* Directions for this task
Track down each line that has the word "Buddh" and copy it.

* Data supplied
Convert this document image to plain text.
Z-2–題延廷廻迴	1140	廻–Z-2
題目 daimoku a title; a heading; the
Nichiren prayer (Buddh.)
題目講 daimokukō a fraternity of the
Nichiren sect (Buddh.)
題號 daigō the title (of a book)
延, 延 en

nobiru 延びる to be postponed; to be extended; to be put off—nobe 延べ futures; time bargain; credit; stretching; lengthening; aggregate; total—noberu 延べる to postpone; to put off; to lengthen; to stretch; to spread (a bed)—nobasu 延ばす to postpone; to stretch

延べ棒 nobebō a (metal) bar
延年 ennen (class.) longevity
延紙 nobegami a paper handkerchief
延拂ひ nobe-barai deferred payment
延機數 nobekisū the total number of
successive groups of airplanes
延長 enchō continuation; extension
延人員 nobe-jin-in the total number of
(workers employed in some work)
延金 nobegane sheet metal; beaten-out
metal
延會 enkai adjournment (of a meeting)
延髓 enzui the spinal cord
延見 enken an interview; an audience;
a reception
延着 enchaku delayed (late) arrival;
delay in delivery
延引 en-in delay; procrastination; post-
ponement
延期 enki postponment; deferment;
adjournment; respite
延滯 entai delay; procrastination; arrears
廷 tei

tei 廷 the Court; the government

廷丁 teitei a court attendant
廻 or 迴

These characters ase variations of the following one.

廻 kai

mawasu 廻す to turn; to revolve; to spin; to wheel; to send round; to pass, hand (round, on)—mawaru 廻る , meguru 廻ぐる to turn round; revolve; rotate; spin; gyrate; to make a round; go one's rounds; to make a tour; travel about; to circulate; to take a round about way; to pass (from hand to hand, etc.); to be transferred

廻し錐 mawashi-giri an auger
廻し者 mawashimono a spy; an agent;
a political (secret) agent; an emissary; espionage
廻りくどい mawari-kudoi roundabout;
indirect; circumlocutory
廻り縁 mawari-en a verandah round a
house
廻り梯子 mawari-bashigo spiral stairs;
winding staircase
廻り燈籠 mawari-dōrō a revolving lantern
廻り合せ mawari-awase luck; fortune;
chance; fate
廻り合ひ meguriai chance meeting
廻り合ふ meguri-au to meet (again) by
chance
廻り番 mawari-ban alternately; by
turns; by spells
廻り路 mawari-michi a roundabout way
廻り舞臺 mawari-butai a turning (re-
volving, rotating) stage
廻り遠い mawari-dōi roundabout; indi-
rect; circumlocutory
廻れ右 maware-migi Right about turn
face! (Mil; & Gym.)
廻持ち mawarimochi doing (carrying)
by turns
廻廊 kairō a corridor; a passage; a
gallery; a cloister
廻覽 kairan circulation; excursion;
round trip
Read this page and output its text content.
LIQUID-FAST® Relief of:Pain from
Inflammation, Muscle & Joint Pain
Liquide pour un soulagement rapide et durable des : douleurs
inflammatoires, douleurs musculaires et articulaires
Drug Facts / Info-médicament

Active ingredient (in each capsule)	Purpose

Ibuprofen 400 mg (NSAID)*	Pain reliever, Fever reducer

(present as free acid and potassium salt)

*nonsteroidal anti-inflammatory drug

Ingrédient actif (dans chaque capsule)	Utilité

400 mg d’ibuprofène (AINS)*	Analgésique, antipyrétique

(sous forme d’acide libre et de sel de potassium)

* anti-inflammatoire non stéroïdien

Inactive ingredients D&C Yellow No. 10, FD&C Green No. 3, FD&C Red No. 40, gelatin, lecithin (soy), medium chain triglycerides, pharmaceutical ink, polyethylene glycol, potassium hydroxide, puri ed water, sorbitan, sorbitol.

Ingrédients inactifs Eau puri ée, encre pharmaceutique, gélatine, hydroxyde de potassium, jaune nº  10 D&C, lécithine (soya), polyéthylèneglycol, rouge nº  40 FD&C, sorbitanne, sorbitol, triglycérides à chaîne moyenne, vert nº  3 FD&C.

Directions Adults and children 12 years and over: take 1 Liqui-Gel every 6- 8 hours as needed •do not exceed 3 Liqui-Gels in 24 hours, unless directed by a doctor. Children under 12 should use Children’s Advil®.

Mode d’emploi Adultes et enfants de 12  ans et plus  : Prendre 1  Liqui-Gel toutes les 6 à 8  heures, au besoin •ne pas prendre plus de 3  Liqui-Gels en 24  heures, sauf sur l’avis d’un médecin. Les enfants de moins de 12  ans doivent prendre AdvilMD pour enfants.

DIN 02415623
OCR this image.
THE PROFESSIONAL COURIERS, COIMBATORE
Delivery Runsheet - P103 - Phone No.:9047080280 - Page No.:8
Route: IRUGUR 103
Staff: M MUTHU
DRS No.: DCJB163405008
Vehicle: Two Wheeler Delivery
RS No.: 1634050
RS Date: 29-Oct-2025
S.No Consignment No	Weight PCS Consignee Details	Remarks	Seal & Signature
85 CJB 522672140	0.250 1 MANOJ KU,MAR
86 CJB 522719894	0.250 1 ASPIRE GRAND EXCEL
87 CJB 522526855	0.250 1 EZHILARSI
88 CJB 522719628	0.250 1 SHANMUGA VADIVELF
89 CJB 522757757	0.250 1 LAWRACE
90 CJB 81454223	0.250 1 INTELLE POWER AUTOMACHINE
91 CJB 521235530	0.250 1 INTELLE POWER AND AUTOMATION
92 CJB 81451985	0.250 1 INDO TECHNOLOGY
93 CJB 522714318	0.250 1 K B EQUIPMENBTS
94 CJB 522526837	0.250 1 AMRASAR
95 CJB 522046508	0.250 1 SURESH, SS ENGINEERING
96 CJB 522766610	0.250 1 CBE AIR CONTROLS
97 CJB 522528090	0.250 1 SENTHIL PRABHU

* Answer for the task
Nichiren prayer (Buddh.)
Nichiren sect (Buddh.)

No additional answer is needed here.